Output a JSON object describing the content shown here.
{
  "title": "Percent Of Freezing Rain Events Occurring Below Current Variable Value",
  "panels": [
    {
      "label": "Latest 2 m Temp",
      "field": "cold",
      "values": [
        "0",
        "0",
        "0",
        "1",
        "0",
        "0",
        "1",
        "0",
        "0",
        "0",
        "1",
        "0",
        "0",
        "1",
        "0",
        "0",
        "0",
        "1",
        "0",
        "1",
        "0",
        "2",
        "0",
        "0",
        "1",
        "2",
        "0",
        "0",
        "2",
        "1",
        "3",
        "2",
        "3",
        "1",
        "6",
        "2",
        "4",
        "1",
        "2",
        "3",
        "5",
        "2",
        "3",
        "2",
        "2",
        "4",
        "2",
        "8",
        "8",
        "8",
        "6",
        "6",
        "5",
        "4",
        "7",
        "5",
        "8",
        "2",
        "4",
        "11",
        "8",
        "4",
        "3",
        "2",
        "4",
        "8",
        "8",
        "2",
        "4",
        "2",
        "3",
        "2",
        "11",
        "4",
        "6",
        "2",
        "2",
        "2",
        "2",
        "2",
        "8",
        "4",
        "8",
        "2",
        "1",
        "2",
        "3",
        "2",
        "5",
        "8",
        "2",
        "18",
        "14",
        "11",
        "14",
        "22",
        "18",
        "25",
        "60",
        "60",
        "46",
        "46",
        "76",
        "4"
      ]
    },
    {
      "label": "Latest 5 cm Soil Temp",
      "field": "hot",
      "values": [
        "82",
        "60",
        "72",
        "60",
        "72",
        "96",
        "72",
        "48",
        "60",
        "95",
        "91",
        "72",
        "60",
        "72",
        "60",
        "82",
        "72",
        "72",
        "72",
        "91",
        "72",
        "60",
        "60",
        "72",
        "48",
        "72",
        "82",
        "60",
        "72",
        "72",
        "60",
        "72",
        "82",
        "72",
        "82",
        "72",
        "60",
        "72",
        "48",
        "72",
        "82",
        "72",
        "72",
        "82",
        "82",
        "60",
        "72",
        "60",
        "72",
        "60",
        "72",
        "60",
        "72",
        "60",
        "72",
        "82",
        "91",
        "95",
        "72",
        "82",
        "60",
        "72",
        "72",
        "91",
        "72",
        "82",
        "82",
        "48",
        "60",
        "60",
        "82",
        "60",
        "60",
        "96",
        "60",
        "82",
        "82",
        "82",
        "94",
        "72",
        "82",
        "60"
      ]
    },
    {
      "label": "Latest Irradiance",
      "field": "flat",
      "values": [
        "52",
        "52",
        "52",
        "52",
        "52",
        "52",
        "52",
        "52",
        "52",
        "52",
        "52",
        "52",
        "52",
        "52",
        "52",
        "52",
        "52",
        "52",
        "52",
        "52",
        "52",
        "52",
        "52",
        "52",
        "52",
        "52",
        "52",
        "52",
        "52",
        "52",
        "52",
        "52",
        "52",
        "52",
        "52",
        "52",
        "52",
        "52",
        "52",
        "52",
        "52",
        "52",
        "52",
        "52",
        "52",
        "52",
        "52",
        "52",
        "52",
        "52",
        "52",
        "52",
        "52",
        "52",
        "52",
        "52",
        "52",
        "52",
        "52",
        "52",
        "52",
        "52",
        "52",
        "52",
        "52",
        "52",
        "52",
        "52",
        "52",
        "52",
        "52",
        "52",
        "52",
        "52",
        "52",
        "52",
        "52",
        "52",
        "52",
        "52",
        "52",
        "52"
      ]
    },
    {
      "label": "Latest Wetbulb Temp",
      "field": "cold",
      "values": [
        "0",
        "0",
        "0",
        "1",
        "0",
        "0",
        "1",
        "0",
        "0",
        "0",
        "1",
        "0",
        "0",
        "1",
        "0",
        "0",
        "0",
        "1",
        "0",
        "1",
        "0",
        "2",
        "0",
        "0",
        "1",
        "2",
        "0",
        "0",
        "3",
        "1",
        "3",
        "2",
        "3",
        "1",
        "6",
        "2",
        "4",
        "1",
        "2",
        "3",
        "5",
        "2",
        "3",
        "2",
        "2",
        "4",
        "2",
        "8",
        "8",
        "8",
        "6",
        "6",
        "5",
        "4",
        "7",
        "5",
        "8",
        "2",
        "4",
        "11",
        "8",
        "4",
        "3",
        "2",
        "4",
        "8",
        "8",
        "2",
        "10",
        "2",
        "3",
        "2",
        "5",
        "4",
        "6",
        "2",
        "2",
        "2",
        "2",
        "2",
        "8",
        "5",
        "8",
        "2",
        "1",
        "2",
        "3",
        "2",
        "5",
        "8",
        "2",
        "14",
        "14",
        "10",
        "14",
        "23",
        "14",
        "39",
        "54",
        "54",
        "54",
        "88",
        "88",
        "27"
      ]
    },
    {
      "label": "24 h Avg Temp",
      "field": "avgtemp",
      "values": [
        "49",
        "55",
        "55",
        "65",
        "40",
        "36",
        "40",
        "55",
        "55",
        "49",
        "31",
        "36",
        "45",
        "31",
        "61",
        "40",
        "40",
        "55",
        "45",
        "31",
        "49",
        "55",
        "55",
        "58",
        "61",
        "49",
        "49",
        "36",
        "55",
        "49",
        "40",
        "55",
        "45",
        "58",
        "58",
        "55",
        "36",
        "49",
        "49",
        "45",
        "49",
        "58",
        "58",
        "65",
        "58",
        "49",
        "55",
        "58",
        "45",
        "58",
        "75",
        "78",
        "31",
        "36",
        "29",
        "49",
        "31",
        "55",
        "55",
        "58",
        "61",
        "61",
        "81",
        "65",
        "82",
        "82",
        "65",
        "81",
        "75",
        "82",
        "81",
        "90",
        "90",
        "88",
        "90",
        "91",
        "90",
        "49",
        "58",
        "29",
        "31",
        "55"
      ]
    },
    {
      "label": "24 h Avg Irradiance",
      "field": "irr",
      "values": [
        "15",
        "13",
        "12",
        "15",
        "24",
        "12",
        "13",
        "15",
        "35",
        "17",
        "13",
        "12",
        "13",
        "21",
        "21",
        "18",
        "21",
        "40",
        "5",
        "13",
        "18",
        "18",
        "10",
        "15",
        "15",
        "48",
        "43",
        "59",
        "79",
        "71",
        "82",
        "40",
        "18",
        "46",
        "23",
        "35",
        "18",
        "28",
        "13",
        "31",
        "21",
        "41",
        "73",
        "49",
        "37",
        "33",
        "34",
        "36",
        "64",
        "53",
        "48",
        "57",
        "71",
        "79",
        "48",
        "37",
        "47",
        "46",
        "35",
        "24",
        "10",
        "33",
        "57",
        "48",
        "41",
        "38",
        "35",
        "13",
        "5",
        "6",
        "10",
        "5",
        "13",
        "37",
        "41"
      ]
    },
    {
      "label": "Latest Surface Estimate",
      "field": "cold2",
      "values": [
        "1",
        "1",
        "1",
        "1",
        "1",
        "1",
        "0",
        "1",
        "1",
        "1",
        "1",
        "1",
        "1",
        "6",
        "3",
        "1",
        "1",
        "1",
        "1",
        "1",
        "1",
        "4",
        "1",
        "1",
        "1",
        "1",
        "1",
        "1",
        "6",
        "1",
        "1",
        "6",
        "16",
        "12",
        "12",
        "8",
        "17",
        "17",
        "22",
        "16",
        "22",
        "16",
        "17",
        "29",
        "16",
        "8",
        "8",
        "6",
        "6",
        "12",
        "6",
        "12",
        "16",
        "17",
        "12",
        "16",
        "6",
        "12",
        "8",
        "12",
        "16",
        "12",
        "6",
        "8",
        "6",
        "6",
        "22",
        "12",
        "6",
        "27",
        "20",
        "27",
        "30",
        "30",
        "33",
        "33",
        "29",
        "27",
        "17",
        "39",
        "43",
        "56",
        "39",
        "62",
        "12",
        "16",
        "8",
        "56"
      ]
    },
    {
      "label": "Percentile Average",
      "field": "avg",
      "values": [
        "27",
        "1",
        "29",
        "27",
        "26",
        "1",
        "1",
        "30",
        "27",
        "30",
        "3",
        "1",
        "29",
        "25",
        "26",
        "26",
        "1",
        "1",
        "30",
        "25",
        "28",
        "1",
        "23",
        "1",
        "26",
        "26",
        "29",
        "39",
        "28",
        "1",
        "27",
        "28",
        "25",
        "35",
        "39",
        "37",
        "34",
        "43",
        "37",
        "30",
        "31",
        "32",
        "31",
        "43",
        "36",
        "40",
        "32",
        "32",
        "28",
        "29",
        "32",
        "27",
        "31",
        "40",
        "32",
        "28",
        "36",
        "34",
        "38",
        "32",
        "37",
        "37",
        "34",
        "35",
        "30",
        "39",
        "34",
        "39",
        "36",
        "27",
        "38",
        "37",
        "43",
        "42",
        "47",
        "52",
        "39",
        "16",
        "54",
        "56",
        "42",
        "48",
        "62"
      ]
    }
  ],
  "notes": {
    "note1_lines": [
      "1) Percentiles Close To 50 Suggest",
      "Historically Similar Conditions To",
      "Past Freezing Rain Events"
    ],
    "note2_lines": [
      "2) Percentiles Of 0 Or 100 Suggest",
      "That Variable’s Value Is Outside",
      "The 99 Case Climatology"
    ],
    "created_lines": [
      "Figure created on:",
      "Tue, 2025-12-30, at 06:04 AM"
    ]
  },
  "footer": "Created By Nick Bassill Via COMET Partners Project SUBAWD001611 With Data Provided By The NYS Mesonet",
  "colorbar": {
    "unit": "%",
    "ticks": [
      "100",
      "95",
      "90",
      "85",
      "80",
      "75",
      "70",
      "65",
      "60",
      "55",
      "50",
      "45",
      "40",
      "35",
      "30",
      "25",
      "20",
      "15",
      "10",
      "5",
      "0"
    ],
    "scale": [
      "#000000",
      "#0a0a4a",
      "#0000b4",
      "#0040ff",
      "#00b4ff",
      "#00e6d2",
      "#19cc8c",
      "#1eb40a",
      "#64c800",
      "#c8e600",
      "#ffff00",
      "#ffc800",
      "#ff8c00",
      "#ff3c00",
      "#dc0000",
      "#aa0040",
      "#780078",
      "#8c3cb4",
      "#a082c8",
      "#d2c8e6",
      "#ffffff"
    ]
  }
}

--------------------

→ WORK TO COMPLETE:
Using the material above, report each line where "Irradiance" occurs.

→ RESULT BELOW:
      "label": "Latest Irradiance",
      "label": "24 h Avg Irradiance",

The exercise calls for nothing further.